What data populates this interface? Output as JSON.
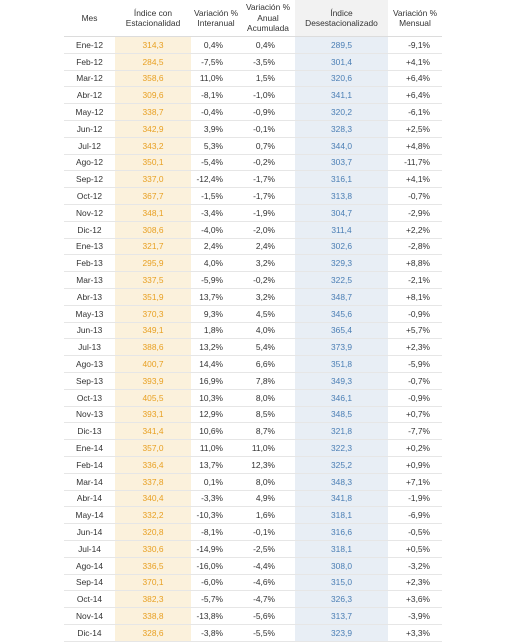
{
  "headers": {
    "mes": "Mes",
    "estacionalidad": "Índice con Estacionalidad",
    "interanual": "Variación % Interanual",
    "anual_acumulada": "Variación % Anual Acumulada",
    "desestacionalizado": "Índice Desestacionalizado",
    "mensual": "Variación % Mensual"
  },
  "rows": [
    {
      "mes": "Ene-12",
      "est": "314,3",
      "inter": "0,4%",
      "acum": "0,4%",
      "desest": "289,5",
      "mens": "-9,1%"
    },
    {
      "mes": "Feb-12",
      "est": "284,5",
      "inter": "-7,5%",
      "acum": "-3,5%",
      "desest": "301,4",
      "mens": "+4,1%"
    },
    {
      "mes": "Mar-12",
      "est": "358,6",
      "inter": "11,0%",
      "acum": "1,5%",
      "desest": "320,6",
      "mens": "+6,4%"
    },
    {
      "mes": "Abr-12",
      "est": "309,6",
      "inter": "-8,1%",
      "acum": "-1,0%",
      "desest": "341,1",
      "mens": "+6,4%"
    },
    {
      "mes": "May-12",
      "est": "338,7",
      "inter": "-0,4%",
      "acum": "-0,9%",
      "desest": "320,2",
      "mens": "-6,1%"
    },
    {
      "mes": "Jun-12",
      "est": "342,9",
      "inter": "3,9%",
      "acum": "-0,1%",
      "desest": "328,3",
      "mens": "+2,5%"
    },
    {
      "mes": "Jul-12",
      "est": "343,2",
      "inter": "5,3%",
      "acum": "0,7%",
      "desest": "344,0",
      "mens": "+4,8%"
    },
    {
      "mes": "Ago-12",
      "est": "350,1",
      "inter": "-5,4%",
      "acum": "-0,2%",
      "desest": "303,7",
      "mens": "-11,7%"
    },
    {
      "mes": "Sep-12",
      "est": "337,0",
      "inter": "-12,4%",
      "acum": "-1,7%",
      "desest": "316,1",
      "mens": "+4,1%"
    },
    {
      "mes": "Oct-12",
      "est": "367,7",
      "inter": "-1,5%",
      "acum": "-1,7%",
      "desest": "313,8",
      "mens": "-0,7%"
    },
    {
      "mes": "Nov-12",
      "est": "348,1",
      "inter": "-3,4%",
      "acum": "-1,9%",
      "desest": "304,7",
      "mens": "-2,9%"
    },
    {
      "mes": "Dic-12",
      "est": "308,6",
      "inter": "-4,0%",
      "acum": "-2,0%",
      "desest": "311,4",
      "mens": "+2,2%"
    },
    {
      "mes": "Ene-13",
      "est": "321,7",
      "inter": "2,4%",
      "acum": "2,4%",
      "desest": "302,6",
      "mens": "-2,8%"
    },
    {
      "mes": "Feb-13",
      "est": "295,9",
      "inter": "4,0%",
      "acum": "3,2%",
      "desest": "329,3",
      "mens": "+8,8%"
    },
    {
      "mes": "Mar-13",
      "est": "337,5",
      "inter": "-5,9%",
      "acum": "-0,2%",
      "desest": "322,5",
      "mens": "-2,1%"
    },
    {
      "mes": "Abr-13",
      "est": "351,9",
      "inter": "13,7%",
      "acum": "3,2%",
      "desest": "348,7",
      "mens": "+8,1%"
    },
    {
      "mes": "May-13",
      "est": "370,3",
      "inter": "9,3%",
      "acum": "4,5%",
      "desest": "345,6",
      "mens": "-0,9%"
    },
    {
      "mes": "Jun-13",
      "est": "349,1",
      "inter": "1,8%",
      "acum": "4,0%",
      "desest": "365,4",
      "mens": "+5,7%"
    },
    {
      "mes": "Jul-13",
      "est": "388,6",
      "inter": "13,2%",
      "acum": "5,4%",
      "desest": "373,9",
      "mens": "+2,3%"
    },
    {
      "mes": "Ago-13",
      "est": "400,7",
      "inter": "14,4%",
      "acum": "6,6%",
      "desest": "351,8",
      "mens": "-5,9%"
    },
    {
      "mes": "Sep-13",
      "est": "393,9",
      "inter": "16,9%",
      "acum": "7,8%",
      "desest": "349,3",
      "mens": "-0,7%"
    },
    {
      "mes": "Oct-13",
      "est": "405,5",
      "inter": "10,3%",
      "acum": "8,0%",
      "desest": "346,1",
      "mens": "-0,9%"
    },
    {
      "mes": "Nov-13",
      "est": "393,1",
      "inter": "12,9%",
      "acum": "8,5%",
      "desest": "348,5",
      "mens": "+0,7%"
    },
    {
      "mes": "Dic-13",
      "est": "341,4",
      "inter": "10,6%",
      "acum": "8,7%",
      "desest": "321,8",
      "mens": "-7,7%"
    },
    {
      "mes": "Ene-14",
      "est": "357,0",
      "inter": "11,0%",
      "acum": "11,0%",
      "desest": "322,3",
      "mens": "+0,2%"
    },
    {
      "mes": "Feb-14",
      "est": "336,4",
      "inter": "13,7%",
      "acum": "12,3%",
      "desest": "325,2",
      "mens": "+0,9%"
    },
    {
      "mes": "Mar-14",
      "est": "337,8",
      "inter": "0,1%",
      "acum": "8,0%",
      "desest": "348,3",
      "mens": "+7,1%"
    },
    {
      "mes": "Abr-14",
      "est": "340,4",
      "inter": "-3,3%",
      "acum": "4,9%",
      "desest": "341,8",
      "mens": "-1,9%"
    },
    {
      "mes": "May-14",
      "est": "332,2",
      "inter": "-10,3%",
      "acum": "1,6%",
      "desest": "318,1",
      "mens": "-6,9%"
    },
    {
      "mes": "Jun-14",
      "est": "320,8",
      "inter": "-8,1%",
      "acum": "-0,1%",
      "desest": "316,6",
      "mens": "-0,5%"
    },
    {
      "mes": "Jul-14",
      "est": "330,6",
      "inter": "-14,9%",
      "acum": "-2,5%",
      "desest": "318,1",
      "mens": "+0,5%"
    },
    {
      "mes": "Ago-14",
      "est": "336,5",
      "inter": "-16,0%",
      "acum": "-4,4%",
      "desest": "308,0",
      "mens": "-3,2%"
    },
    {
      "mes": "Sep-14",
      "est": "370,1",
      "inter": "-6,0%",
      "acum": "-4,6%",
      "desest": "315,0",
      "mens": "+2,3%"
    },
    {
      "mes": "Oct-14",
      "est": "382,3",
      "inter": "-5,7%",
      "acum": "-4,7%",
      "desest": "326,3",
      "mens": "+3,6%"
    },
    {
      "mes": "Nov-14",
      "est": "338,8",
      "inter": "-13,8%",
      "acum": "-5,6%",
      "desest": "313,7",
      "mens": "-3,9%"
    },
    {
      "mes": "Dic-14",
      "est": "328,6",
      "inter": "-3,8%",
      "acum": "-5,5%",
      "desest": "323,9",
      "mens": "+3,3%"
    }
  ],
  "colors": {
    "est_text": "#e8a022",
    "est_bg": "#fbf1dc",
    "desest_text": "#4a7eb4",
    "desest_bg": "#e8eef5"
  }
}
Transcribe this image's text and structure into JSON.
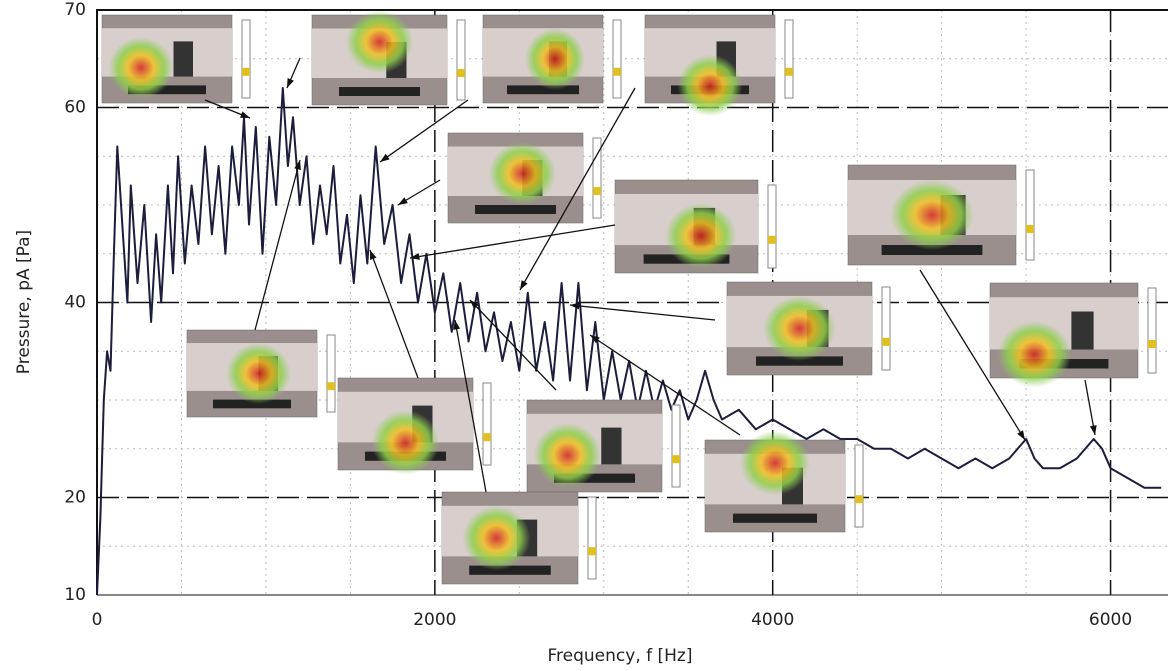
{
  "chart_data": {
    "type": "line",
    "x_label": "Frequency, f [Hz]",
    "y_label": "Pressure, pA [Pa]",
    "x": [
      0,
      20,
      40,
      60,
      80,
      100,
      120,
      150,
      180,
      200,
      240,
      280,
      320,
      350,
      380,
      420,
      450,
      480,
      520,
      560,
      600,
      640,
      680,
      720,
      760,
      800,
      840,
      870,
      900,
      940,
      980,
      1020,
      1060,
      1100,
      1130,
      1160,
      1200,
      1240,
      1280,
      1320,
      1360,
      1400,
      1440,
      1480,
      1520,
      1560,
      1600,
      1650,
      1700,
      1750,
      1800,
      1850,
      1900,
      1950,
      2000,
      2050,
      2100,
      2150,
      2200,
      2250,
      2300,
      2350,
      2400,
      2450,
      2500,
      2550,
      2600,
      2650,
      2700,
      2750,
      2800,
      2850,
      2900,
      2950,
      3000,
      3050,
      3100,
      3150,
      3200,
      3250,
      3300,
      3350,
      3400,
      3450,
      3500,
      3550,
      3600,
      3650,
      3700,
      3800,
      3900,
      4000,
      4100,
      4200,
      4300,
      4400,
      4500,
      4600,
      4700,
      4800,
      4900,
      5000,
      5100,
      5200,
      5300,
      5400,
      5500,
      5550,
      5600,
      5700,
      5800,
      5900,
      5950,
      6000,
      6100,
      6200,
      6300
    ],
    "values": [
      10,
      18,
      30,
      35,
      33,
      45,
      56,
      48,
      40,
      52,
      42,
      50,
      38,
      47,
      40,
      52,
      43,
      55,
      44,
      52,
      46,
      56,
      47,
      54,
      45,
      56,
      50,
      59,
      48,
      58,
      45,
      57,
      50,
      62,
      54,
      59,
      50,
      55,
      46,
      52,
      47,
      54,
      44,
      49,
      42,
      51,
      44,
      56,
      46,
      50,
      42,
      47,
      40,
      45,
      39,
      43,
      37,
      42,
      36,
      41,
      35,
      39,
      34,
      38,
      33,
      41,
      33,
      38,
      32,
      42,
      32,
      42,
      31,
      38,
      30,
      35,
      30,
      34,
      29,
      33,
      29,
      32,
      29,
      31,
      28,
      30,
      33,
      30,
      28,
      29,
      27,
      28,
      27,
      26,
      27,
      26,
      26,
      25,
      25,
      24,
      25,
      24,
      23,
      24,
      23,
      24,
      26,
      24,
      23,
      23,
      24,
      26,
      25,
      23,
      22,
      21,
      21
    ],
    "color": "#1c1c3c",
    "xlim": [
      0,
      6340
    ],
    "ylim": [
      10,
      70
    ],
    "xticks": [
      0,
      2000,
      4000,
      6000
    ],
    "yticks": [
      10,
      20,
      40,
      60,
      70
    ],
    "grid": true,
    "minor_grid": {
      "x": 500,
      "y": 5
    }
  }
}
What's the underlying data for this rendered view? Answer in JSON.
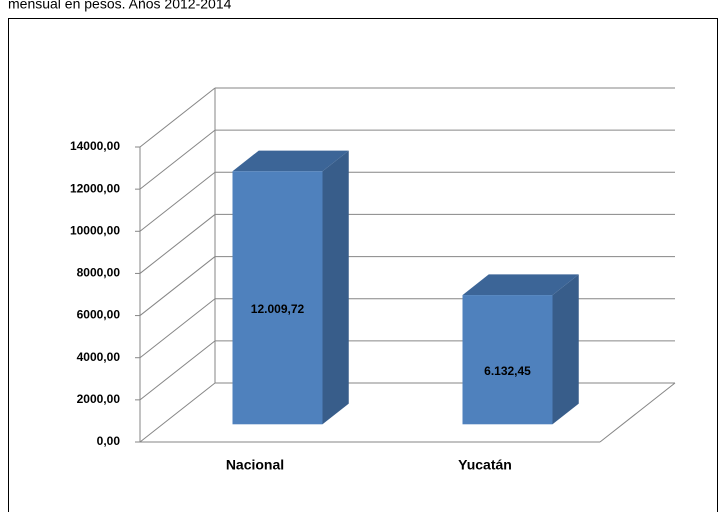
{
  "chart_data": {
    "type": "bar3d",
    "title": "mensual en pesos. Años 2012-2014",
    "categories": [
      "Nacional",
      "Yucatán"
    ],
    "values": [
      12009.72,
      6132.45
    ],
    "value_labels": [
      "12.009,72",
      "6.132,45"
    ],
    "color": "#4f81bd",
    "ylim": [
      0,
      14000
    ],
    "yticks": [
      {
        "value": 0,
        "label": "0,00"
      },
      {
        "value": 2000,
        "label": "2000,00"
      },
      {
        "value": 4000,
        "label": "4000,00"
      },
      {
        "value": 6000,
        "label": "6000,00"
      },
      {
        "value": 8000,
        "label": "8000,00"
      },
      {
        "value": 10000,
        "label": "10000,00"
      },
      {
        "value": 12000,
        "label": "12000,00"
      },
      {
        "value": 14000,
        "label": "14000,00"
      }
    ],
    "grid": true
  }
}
# # # # # # #
• [Exercise details] Determine how many lines of this listing contain "mensual", and give only the number.

• [Task answer] 2